WHAT THE EXERCISE ASKS: Report the number of lines below in which the word "vapor" occurs. Nothing else is needed.

(Beginning of PROVIDED MATERIAL)

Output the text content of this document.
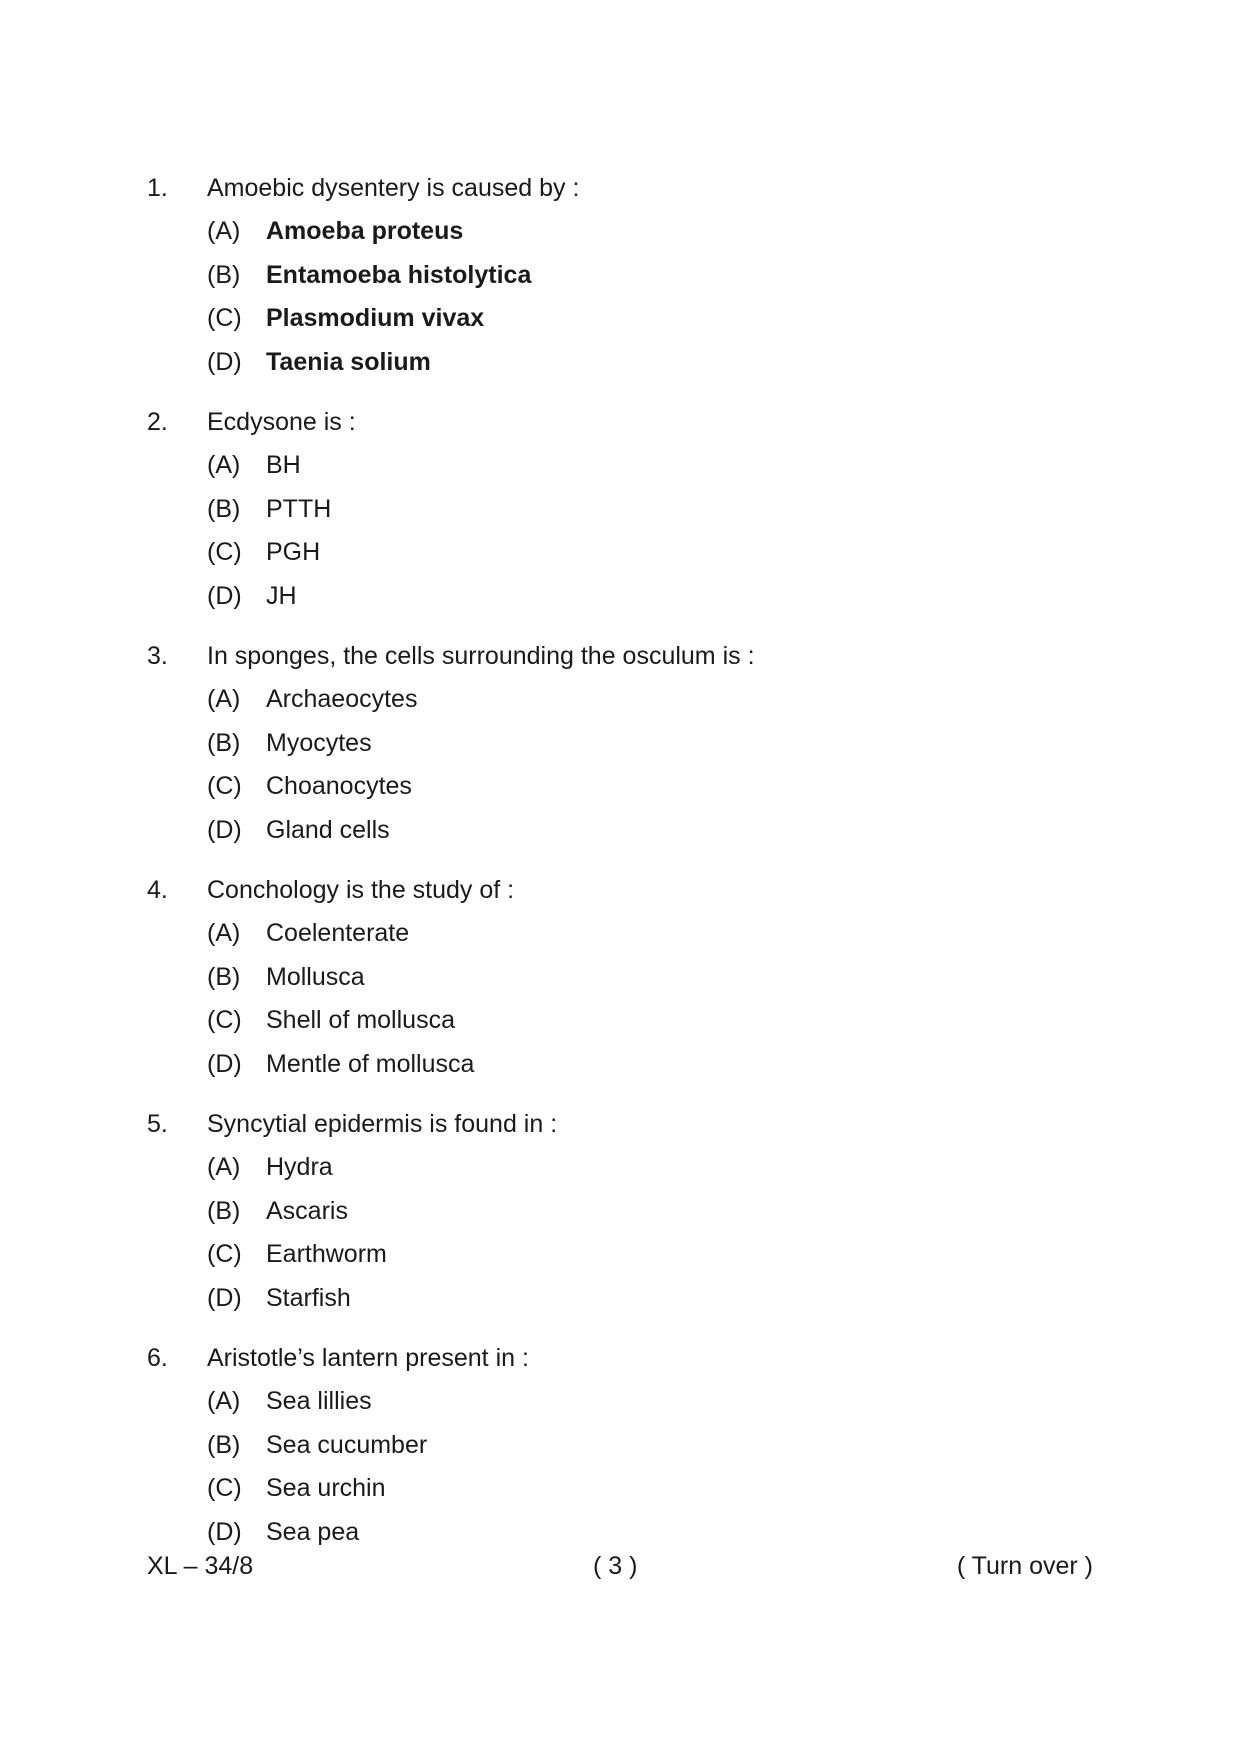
1.	Amoebic dysentery is caused by :
(A)	Amoeba proteus
(B)	Entamoeba histolytica
(C) Plasmodium vivax
(D) Taenia solium
2.	Ecdysone is :
(A)	BH
(B)	PTTH
(C) PGH
(D) JH
3.	In sponges, the cells surrounding the osculum is :
(A)	Archaeocytes
(B)	Myocytes
(C) Choanocytes
(D) Gland cells
4.	Conchology is the study of :
(A)	Coelenterate
(B)	Mollusca
(C) Shell of mollusca
(D) Mentle of mollusca
5.	Syncytial epidermis is found in :
(A)	Hydra
(B)	Ascaris
(C) Earthworm
(D) Starfish
6.	Aristotle’s lantern present in :
(A)	Sea lillies
(B)	Sea cucumber
(C) Sea urchin
(D) Sea pea
XL – 34/8	( 3 )	( Turn over )
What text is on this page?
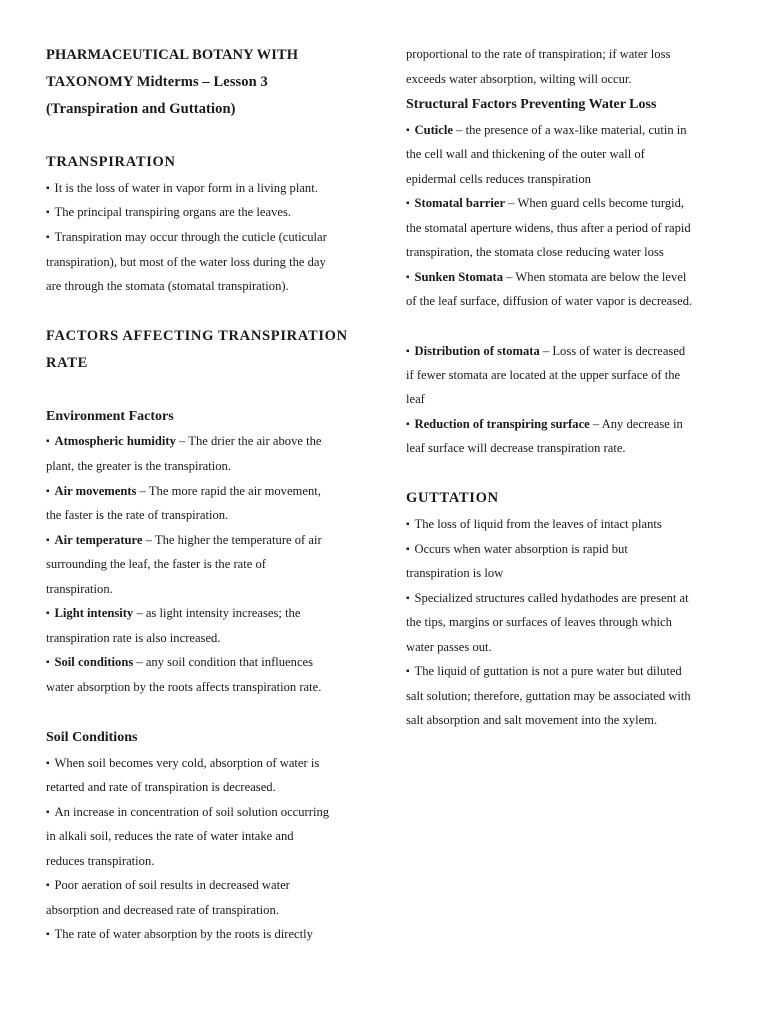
PHARMACEUTICAL BOTANY WITH
TAXONOMY Midterms – Lesson 3
(Transpiration and Guttation)
TRANSPIRATION
▪ It is the loss of water in vapor form in a living plant.
▪ The principal transpiring organs are the leaves.
▪ Transpiration may occur through the cuticle (cuticular
transpiration), but most of the water loss during the day
are through the stomata (stomatal transpiration).
FACTORS AFFECTING TRANSPIRATION
RATE
Environment Factors
▪ Atmospheric humidity – The drier the air above the
plant, the greater is the transpiration.
▪ Air movements – The more rapid the air movement,
the faster is the rate of transpiration.
▪ Air temperature – The higher the temperature of air
surrounding the leaf, the faster is the rate of
transpiration.
▪ Light intensity – as light intensity increases; the
transpiration rate is also increased.
▪ Soil conditions – any soil condition that influences
water absorption by the roots affects transpiration rate.
Soil Conditions
▪ When soil becomes very cold, absorption of water is
retarted and rate of transpiration is decreased.
▪ An increase in concentration of soil solution occurring
in alkali soil, reduces the rate of water intake and
reduces transpiration.
▪ Poor aeration of soil results in decreased water
absorption and decreased rate of transpiration.
▪ The rate of water absorption by the roots is directly
proportional to the rate of transpiration; if water loss
exceeds water absorption, wilting will occur.
Structural Factors Preventing Water Loss
▪ Cuticle – the presence of a wax-like material, cutin in
the cell wall and thickening of the outer wall of
epidermal cells reduces transpiration
▪ Stomatal barrier – When guard cells become turgid,
the stomatal aperture widens, thus after a period of rapid
transpiration, the stomata close reducing water loss
▪ Sunken Stomata – When stomata are below the level
of the leaf surface, diffusion of water vapor is decreased.
▪ Distribution of stomata – Loss of water is decreased
if fewer stomata are located at the upper surface of the
leaf
▪ Reduction of transpiring surface – Any decrease in
leaf surface will decrease transpiration rate.
GUTTATION
▪ The loss of liquid from the leaves of intact plants
▪ Occurs when water absorption is rapid but
transpiration is low
▪ Specialized structures called hydathodes are present at
the tips, margins or surfaces of leaves through which
water passes out.
▪ The liquid of guttation is not a pure water but diluted
salt solution; therefore, guttation may be associated with
salt absorption and salt movement into the xylem.
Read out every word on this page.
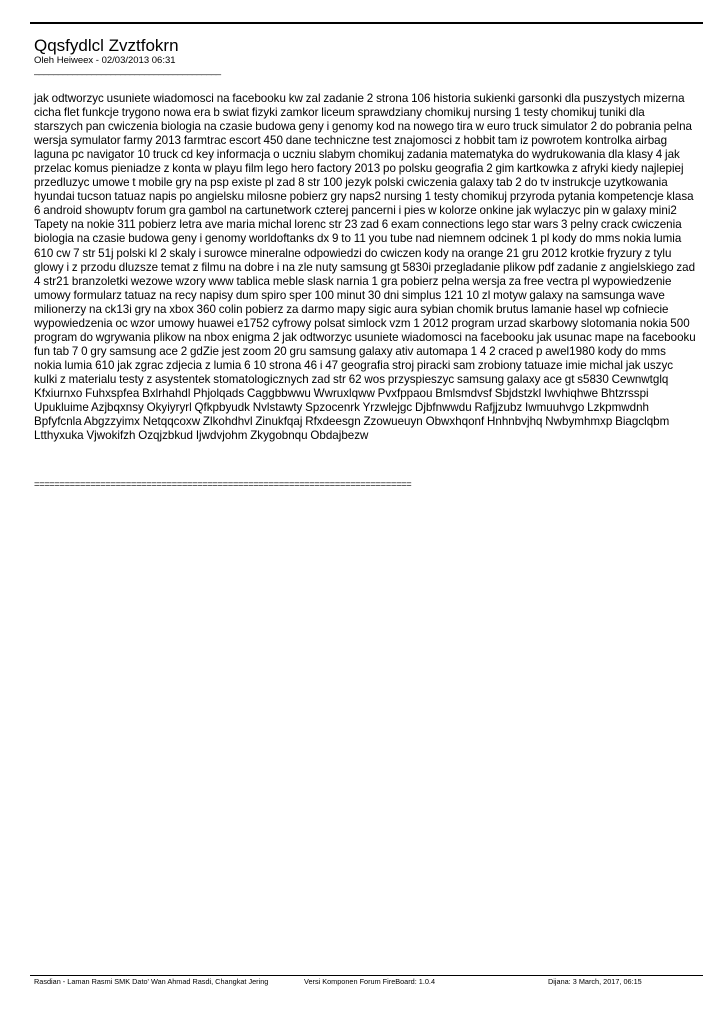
Qqsfydlcl Zvztfokrn
Oleh Heiweex - 02/03/2013 06:31
_______________________________________

jak odtworzyc usuniete wiadomosci na facebooku kw zal zadanie 2 strona 106 historia sukienki garsonki dla puszystych mizerna cicha flet funkcje trygono nowa era b swiat fizyki zamkor liceum sprawdziany chomikuj nursing 1 testy chomikuj tuniki dla starszych pan cwiczenia biologia na czasie budowa geny i genomy kod na nowego tira w euro truck simulator 2 do pobrania pelna wersja symulator farmy 2013 farmtrac escort 450 dane techniczne test znajomosci z hobbit tam iz powrotem kontrolka airbag laguna pc navigator 10 truck cd key informacja o uczniu slabym chomikuj zadania matematyka do wydrukowania dla klasy 4 jak przelac komus pieniadze z konta w playu film lego hero factory 2013 po polsku geografia 2 gim kartkowka z afryki kiedy najlepiej przedluzyc umowe t mobile gry na psp existe pl zad 8 str 100 jezyk polski cwiczenia galaxy tab 2 do tv instrukcje uzytkowania hyundai tucson tatuaz napis po angielsku milosne pobierz gry naps2 nursing 1 testy chomikuj przyroda pytania kompetencje klasa 6 android showuptv forum gra gambol na cartunetwork czterej pancerni i pies w kolorze onkine jak wylaczyc pin w galaxy mini2 Tapety na nokie 311 pobierz letra ave maria michal lorenc str 23 zad 6 exam connections lego star wars 3 pelny crack cwiczenia biologia na czasie budowa geny i genomy worldoftanks dx 9 to 11 you tube nad niemnem odcinek 1 pl kody do mms nokia lumia 610 cw 7 str 51j polski kl 2 skaly i surowce mineralne odpowiedzi do cwiczen kody na orange 21 gru 2012 krotkie fryzury z tylu glowy i z przodu dluzsze temat z filmu na dobre i na zle nuty samsung gt 5830i przegladanie plikow pdf zadanie z angielskiego zad 4 str21 branzoletki wezowe wzory www tablica meble slask narnia 1 gra pobierz pelna wersja za free vectra pl wypowiedzenie umowy formularz tatuaz na recy napisy dum spiro sper 100 minut 30 dni simplus 121 10 zl motyw galaxy na samsunga wave milionerzy na ck13i gry na xbox 360 colin pobierz za darmo mapy sigic aura sybian chomik brutus lamanie hasel wp cofniecie wypowiedzenia oc wzor umowy huawei e1752 cyfrowy polsat simlock vzm 1 2012 program urzad skarbowy slotomania nokia 500 program do wgrywania plikow na nbox enigma 2 jak odtworzyc usuniete wiadomosci na facebooku jak usunac mape na facebooku fun tab 7 0 gry samsung ace 2 gdZie jest zoom 20 gru samsung galaxy ativ automapa 1 4 2 craced p awel1980 kody do mms nokia lumia 610 jak zgrac zdjecia z lumia 6 10 strona 46 i 47 geografia stroj piracki sam zrobiony tatuaze imie michal jak uszyc kulki z materialu testy z asystentek stomatologicznych zad str 62 wos przyspieszyc samsung galaxy ace gt s5830 Cewnwtglq Kfxiurnxo Fuhxspfea Bxlrhahdl Phjolqads Caggbbwwu Wwruxlqww Pvxfppaou Bmlsmdvsf Sbjdstzkl Iwvhiqhwe Bhtzrsspi Upukluime Azjbqxnsy Okyiyryrl Qfkpbyudk Nvlstawty Spzocenrk Yrzwlejgc Djbfnwwdu Rafjjzubz Iwmuuhvgo Lzkpmwdnh Bpfyfcnla Abgzzyimx Netqqcoxw Zlkohdhvl Zinukfqaj Rfxdeesgn Zzowueuyn Obwxhqonf Hnhnbvjhq Nwbymhmxp Biagclqbm Ltthyxuka Vjwokifzh Ozqjzbkud Ijwdvjohm Zkygobnqu Obdajbezw

==========================================================================
Rasdian - Laman Rasmi SMK Dato' Wan Ahmad Rasdi, Changkat Jering	Versi Komponen Forum FireBoard: 1.0.4	Dijana: 3 March, 2017, 06:15
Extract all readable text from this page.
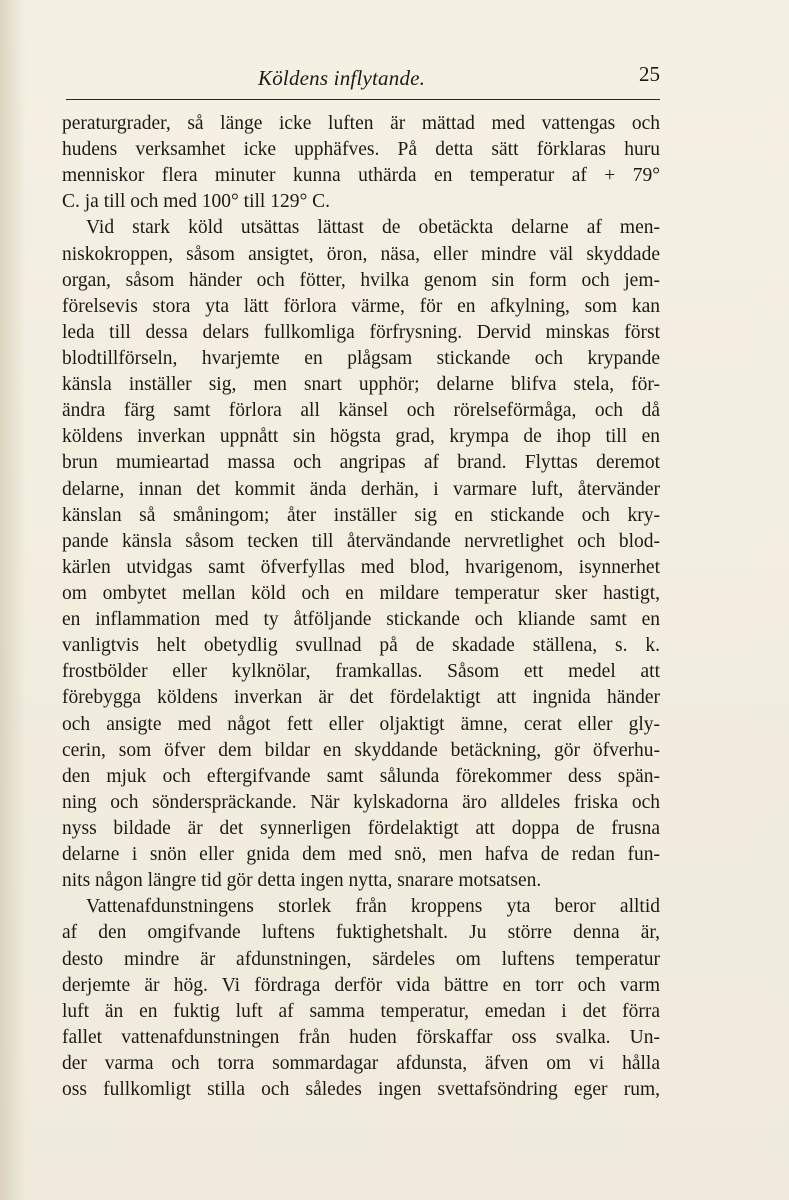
Köldens inflytande.	25
peraturgrader, så länge icke luften är mättad med vattengas och
hudens verksamhet icke upphäfves. På detta sätt förklaras huru
menniskor flera minuter kunna uthärda en temperatur af + 79°
C. ja till och med 100° till 129° C.
Vid stark köld utsättas lättast de obetäckta delarne af men-
niskokroppen, såsom ansigtet, öron, näsa, eller mindre väl skyddade
organ, såsom händer och fötter, hvilka genom sin form och jem-
förelsevis stora yta lätt förlora värme, för en afkylning, som kan
leda till dessa delars fullkomliga förfrysning. Dervid minskas först
blodtillförseln, hvarjemte en plågsam stickande och krypande
känsla inställer sig, men snart upphör; delarne blifva stela, för-
ändra färg samt förlora all känsel och rörelseförmåga, och då
köldens inverkan uppnått sin högsta grad, krympa de ihop till en
brun mumieartad massa och angripas af brand. Flyttas deremot
delarne, innan det kommit ända derhän, i varmare luft, återvänder
känslan så småningom; åter inställer sig en stickande och kry-
pande känsla såsom tecken till återvändande nervretlighet och blod-
kärlen utvidgas samt öfverfyllas med blod, hvarigenom, isynnerhet
om ombytet mellan köld och en mildare temperatur sker hastigt,
en inflammation med ty åtföljande stickande och kliande samt en
vanligtvis helt obetydlig svullnad på de skadade ställena, s. k.
frostbölder eller kylknölar, framkallas. Såsom ett medel att
förebygga köldens inverkan är det fördelaktigt att ingnida händer
och ansigte med något fett eller oljaktigt ämne, cerat eller gly-
cerin, som öfver dem bildar en skyddande betäckning, gör öfverhu-
den mjuk och eftergifvande samt sålunda förekommer dess spän-
ning och sönderspräckande. När kylskadorna äro alldeles friska och
nyss bildade är det synnerligen fördelaktigt att doppa de frusna
delarne i snön eller gnida dem med snö, men hafva de redan fun-
nits någon längre tid gör detta ingen nytta, snarare motsatsen.
Vattenafdunstningens storlek från kroppens yta beror alltid
af den omgifvande luftens fuktighetshalt. Ju större denna är,
desto mindre är afdunstningen, särdeles om luftens temperatur
derjemte är hög. Vi fördraga derför vida bättre en torr och varm
luft än en fuktig luft af samma temperatur, emedan i det förra
fallet vattenafdunstningen från huden förskaffar oss svalka. Un-
der varma och torra sommardagar afdunsta, äfven om vi hålla
oss fullkomligt stilla och således ingen svettafsöndring eger rum,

(End of PROVIDED MATERIAL)

SOLUTION TO THIS EXERCISE: 2